**DESCRIPTION OF THE TASK**
Count, in the entries, the lines with "giúp". Answer with the number only.

**RECORDS FOR THIS EXERCISE**
_____

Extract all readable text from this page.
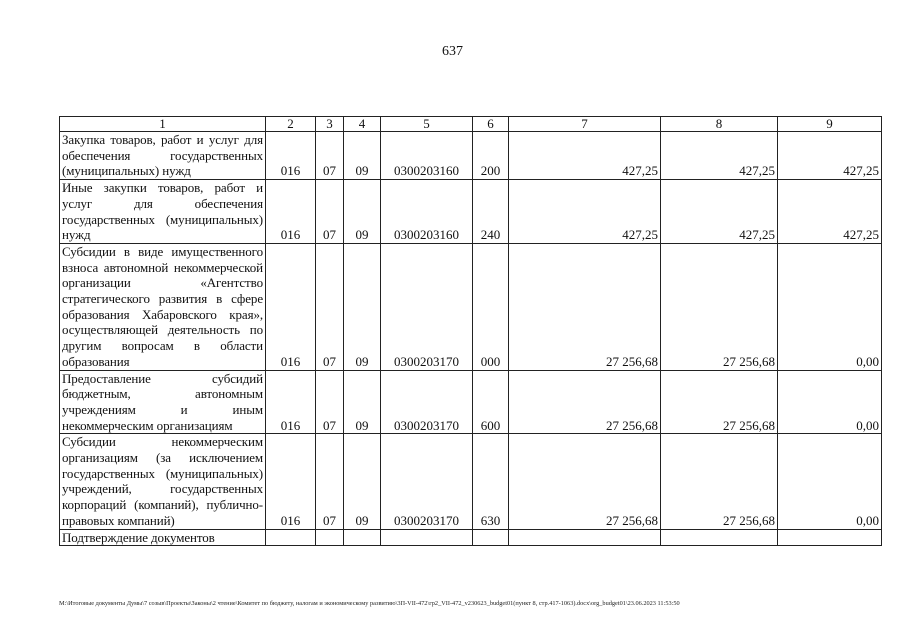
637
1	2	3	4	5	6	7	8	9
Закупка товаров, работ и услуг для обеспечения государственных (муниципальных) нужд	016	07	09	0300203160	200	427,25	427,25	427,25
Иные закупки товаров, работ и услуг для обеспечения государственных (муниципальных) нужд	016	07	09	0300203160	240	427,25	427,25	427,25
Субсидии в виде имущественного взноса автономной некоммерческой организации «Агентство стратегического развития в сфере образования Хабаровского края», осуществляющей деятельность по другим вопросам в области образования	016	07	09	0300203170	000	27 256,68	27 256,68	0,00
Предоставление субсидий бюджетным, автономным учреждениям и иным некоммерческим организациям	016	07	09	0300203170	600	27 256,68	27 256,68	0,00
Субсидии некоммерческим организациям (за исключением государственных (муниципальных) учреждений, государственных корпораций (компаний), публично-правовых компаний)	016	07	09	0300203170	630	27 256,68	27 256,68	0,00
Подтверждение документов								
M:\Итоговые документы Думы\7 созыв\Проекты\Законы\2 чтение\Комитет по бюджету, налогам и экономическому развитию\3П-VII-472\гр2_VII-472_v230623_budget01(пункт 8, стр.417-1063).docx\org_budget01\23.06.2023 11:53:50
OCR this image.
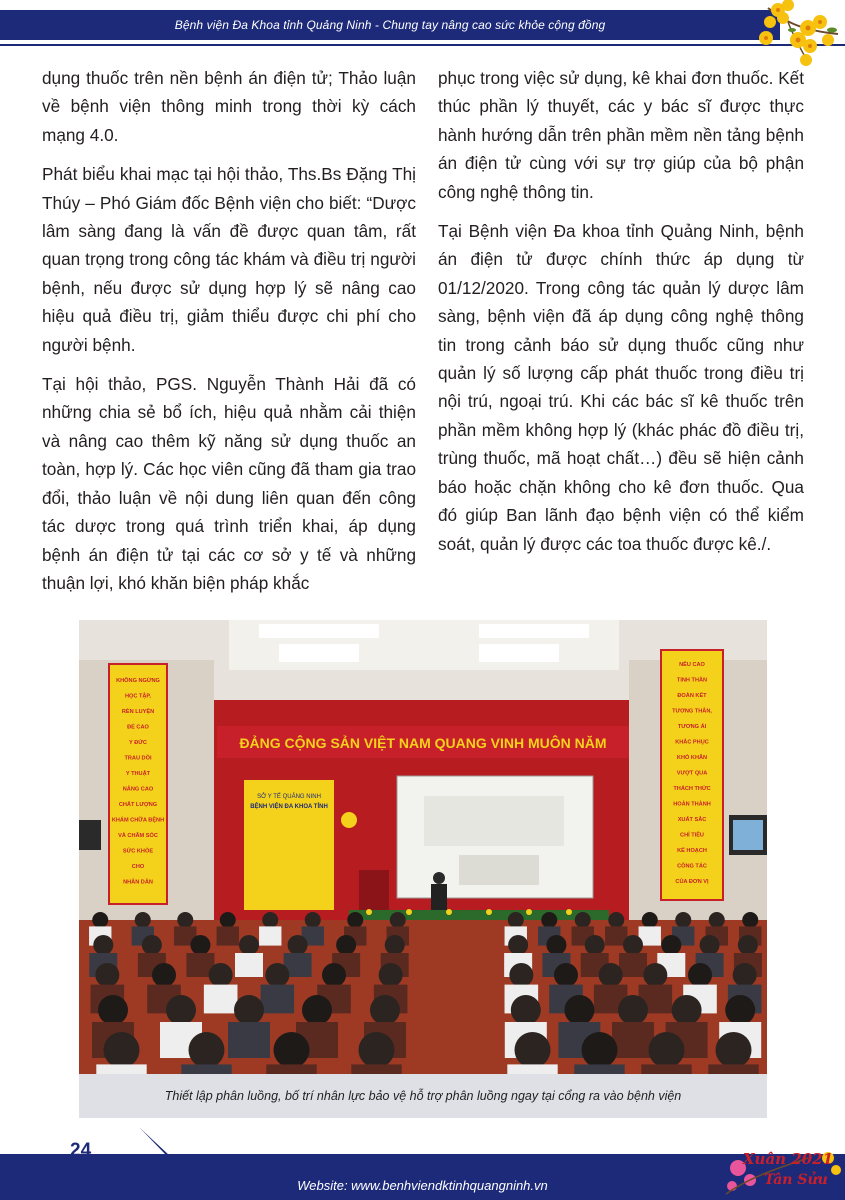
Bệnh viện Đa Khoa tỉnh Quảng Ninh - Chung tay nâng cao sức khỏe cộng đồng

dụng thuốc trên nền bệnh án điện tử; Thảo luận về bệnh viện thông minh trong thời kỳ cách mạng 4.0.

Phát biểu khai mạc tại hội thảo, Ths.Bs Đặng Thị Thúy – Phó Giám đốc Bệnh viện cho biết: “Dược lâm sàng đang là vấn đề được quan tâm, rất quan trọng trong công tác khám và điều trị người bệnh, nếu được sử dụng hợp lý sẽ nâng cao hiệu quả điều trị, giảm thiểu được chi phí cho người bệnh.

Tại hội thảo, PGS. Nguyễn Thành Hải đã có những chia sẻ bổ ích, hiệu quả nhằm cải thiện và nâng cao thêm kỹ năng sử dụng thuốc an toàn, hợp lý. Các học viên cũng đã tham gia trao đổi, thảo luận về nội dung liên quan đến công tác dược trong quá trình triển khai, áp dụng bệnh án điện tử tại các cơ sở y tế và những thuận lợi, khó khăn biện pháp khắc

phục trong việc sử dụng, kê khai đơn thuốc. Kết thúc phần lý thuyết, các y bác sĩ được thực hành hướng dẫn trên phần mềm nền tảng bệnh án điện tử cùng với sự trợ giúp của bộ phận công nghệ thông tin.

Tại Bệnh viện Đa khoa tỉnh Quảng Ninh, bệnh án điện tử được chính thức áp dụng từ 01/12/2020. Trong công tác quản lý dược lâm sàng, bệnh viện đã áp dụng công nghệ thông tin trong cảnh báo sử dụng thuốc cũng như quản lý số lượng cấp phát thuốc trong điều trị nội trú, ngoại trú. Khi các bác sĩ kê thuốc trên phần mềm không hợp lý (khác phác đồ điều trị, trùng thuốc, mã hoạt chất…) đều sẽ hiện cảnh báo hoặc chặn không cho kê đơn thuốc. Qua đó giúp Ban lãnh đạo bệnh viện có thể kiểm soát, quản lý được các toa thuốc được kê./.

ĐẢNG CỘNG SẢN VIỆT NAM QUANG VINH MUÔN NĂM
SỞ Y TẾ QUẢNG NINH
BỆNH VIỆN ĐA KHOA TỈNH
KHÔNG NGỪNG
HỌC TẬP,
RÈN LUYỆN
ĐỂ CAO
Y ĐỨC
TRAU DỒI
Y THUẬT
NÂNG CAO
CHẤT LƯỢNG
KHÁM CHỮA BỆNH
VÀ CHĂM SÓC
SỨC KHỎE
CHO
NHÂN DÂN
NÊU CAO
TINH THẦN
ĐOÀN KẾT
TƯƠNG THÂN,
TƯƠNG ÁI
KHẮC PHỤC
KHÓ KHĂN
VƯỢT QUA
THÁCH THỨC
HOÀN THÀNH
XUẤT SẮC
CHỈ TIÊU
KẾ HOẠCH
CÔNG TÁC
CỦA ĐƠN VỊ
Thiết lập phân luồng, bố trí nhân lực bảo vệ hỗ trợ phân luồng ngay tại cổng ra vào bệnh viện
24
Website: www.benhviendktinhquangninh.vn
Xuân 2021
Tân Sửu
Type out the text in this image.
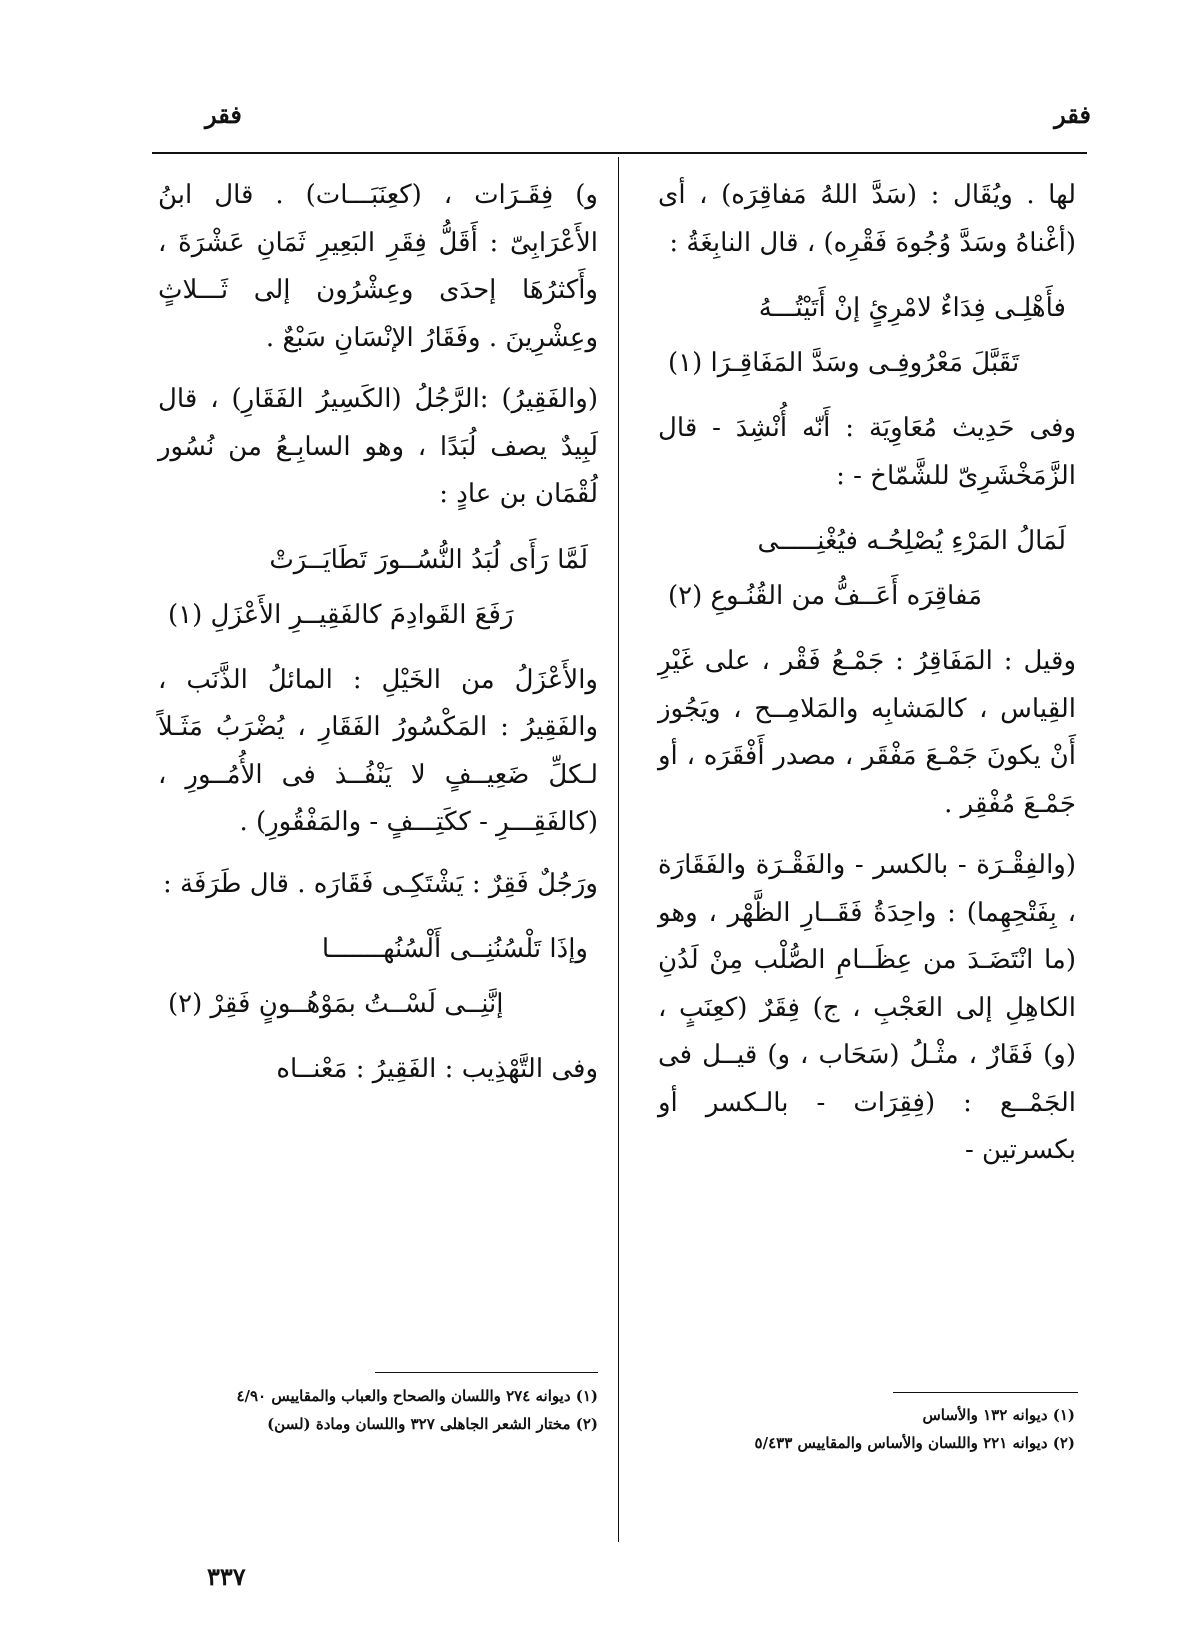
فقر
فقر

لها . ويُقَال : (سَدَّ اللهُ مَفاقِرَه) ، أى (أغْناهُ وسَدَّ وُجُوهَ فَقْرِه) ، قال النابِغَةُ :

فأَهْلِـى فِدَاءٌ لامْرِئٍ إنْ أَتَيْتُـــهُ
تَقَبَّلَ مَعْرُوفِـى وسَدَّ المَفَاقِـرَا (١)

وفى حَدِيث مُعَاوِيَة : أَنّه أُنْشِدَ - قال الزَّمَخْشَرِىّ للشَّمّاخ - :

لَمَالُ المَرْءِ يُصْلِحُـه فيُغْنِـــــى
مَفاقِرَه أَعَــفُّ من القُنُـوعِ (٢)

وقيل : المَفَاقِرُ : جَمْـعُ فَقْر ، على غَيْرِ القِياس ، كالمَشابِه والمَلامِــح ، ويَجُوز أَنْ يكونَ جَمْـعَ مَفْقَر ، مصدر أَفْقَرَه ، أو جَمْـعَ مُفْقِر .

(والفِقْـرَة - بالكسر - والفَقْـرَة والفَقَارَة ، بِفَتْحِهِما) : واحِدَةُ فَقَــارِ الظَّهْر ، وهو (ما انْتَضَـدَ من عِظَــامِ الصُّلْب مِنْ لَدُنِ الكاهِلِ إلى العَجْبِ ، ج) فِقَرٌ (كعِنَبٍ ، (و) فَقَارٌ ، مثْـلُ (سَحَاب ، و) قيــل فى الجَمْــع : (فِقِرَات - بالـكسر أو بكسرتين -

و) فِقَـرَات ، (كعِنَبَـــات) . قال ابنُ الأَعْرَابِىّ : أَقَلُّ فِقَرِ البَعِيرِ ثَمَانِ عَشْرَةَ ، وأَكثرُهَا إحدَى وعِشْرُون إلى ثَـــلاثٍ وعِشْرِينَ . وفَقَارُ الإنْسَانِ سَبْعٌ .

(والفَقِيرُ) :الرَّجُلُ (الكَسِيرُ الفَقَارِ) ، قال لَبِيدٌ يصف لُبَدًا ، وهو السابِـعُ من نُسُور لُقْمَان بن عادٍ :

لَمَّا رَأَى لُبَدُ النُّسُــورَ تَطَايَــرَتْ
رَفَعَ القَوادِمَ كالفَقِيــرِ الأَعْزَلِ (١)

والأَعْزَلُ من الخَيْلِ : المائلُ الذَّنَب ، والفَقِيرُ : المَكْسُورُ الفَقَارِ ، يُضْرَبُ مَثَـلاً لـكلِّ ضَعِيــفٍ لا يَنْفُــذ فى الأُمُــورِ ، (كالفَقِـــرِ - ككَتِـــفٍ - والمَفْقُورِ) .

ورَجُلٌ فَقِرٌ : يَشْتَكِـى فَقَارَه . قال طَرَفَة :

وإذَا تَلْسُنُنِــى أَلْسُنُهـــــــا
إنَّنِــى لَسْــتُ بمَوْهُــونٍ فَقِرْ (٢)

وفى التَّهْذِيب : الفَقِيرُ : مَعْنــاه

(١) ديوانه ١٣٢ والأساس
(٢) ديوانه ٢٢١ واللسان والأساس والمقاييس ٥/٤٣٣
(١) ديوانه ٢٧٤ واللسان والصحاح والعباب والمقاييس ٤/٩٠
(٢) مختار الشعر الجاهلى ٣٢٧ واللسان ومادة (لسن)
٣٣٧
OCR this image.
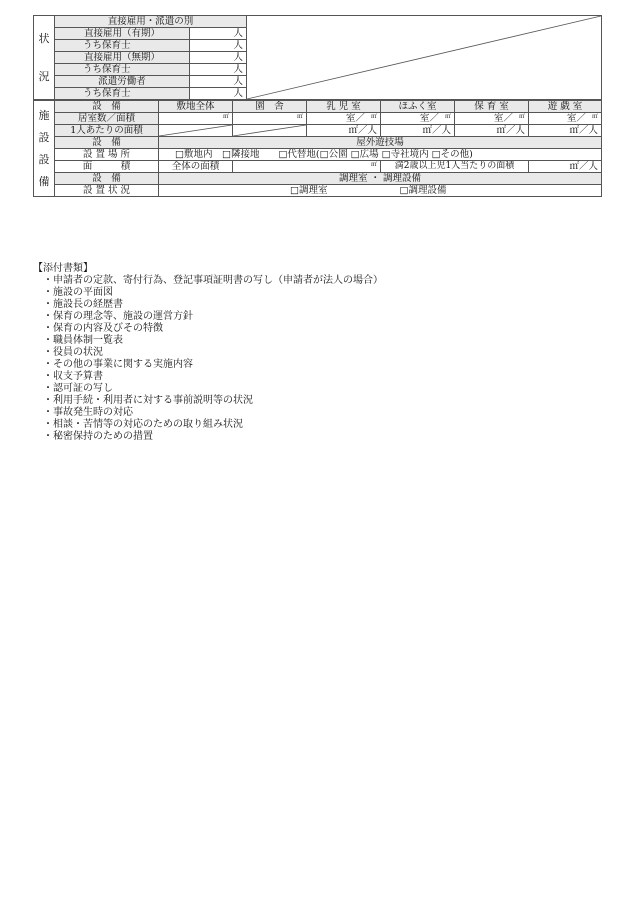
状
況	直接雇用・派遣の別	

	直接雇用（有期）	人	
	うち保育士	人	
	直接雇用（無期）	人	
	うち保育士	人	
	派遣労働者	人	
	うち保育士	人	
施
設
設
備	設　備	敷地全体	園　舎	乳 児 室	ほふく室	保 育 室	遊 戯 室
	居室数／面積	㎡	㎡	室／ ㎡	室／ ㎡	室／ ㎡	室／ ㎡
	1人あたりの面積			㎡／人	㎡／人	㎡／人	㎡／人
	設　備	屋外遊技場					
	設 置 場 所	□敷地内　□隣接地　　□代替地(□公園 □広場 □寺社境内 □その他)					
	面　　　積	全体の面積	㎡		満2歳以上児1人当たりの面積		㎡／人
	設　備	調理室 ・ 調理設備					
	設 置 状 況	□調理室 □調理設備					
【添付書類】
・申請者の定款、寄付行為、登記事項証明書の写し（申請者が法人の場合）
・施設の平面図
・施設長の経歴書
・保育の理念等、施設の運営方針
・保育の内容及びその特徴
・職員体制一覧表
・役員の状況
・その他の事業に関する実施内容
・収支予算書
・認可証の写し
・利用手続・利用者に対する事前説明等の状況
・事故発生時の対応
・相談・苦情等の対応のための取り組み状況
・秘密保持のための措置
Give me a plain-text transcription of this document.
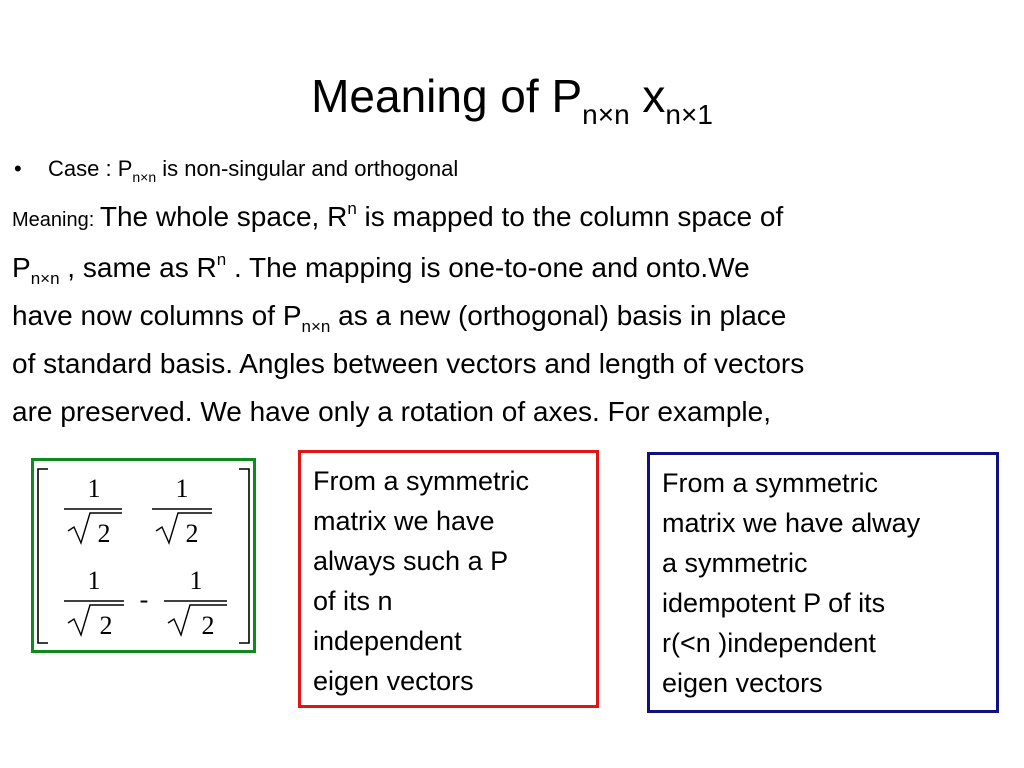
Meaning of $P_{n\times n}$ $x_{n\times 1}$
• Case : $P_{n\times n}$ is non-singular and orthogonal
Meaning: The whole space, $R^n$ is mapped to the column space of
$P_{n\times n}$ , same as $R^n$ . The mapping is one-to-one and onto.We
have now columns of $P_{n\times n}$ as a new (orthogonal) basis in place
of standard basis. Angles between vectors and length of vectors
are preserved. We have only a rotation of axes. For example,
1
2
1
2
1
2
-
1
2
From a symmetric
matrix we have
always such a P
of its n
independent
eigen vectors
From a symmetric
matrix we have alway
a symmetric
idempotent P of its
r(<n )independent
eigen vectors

_____

**SOLUTION TO THE EXERCISE**
2